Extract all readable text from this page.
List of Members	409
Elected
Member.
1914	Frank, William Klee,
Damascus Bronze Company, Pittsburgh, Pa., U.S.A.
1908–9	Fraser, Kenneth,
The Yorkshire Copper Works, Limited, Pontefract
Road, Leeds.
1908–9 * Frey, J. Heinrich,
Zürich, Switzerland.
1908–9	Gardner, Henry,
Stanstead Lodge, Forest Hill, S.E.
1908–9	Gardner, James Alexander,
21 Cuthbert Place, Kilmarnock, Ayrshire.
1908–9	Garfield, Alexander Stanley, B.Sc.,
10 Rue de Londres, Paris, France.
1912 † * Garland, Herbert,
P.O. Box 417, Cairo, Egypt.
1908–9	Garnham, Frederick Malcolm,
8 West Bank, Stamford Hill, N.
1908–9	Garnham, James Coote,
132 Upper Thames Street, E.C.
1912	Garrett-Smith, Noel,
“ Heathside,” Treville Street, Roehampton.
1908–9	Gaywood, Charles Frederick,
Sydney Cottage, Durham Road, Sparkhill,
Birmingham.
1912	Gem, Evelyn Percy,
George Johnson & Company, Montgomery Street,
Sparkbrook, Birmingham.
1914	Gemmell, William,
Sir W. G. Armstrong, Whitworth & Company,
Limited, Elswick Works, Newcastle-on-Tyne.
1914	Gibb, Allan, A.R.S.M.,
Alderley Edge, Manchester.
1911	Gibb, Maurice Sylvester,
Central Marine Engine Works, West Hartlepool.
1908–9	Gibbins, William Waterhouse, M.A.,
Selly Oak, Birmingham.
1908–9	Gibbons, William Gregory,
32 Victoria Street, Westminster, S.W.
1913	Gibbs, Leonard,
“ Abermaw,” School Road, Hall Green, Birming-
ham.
------
◆ **Problem statement**
Copy out each line in the preceding records that contains "Street".

◆ **Solution for this task**
132 Upper Thames Street, E.C.
“ Heathside,” Treville Street, Roehampton.
George Johnson & Company, Montgomery Street,
32 Victoria Street, Westminster, S.W.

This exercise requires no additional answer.